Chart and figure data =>
- - -

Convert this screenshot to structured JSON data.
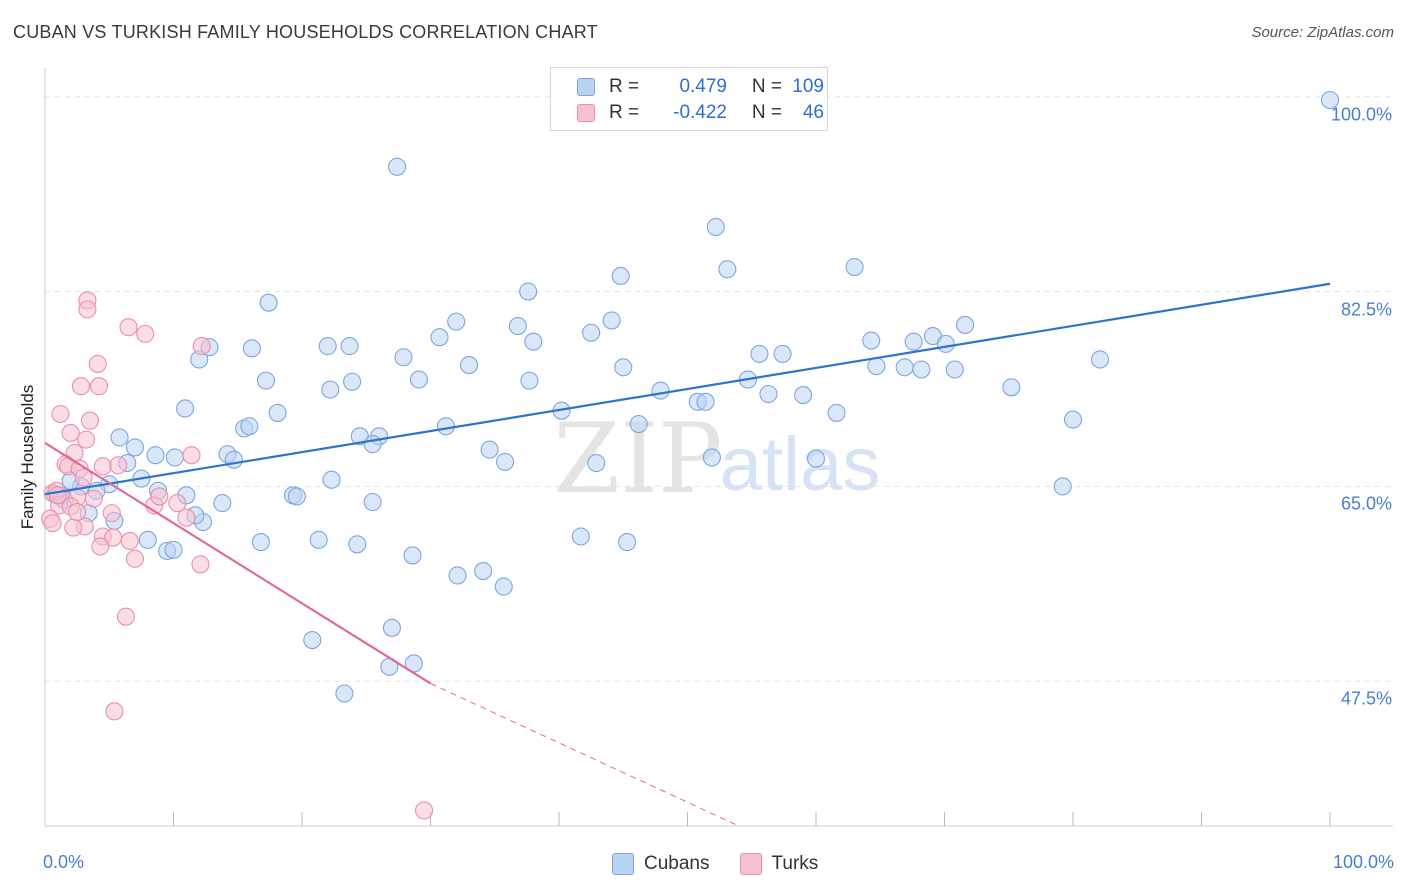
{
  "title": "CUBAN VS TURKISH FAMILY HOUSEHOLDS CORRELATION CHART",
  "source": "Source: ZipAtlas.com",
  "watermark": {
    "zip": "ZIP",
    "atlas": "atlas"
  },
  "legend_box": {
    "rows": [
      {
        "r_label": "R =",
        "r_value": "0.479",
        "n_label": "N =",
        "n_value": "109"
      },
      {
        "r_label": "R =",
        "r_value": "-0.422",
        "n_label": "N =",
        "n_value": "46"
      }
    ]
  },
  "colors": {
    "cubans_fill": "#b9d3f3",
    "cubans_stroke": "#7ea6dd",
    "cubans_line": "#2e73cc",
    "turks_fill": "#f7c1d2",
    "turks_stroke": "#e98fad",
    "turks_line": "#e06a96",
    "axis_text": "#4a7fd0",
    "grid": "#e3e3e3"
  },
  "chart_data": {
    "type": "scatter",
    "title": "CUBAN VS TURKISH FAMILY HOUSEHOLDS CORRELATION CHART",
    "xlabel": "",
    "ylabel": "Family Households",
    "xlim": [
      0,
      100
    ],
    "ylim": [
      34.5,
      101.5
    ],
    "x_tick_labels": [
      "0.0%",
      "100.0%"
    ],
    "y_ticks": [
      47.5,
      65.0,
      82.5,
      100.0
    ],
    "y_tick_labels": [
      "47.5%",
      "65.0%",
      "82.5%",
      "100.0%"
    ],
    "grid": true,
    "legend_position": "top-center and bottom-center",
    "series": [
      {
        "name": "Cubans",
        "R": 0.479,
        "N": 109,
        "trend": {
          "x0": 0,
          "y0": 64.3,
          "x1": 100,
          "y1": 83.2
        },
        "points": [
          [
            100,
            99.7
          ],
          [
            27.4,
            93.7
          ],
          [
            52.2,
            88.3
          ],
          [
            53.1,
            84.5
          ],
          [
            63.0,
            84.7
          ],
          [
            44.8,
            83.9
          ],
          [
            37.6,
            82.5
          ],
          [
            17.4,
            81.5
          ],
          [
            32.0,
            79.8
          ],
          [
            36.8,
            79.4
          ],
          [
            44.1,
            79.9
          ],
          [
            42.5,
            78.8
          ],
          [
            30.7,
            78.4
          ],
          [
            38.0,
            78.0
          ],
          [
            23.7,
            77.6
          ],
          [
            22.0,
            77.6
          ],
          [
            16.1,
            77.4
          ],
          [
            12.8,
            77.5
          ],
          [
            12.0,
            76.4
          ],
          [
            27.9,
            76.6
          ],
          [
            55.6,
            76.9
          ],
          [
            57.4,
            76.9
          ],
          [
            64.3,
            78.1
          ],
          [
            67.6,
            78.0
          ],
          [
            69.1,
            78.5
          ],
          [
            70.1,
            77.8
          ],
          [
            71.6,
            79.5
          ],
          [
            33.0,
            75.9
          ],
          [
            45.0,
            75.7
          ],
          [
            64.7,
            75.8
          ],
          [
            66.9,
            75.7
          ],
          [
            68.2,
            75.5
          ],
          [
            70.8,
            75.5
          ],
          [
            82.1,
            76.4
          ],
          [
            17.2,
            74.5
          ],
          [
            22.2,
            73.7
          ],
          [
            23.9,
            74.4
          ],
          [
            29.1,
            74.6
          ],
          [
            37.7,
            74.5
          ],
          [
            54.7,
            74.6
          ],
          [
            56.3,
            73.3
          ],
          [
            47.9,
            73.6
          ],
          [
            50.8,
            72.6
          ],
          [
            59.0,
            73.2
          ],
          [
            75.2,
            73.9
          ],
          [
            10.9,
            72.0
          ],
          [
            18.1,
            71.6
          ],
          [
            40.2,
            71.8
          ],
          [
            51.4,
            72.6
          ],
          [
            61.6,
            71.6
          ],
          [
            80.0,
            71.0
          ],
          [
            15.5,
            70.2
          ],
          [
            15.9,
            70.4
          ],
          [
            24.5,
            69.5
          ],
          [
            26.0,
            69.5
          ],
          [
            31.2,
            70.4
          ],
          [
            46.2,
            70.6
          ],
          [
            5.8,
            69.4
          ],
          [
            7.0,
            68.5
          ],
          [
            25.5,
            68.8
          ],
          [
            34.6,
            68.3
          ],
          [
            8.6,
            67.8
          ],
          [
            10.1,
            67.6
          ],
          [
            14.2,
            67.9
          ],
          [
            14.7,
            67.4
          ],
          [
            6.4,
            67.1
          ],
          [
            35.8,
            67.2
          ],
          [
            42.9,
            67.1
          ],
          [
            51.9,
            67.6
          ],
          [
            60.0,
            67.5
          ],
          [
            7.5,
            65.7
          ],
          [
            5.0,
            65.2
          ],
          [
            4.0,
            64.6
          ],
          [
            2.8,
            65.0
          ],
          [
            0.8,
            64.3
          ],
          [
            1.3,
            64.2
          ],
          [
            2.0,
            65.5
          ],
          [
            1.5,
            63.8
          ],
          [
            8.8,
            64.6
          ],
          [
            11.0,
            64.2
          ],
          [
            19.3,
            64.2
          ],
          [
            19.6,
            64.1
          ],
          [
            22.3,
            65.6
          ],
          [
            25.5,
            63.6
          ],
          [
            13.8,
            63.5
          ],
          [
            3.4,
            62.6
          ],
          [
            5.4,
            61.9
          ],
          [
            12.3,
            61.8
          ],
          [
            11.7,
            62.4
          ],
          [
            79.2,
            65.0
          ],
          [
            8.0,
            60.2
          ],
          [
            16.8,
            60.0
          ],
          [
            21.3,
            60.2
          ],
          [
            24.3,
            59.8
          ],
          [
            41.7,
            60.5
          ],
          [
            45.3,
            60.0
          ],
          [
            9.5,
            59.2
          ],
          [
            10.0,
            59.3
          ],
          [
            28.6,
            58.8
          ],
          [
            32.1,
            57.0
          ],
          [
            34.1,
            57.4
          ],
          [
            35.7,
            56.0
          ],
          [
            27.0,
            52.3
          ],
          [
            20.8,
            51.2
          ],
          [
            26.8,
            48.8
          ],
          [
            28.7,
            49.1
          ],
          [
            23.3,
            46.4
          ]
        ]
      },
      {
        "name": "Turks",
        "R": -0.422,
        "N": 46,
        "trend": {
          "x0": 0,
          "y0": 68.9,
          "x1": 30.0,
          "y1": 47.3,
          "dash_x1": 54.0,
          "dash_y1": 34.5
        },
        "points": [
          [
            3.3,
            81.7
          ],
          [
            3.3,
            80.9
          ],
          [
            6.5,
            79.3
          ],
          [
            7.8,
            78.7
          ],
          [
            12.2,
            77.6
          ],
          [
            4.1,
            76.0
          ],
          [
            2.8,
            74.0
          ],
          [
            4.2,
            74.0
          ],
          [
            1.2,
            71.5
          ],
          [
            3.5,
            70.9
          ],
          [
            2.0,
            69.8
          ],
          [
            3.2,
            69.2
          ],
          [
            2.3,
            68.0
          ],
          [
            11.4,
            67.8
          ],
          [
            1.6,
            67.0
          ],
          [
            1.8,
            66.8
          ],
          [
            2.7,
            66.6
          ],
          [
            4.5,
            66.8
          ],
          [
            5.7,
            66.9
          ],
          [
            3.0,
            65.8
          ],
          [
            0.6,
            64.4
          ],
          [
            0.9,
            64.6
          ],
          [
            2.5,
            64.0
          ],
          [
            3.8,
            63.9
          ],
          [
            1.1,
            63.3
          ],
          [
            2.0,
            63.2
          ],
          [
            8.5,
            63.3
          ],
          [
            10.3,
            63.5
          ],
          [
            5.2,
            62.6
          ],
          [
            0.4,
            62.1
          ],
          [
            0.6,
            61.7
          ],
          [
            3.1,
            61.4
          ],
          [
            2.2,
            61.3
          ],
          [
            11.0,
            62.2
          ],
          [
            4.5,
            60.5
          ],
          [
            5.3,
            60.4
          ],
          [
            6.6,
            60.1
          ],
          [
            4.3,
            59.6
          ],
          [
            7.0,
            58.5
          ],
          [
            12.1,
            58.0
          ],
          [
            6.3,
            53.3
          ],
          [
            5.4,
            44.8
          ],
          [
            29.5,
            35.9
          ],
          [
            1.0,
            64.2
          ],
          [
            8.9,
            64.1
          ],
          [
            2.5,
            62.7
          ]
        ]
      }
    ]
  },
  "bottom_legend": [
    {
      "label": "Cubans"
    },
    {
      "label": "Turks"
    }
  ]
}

- - -

Return all lines of the material above in which the word "TURKISH" occurs.

Answer to the problem =>
  "title": "CUBAN VS TURKISH FAMILY HOUSEHOLDS CORRELATION CHART",
    "title": "CUBAN VS TURKISH FAMILY HOUSEHOLDS CORRELATION CHART",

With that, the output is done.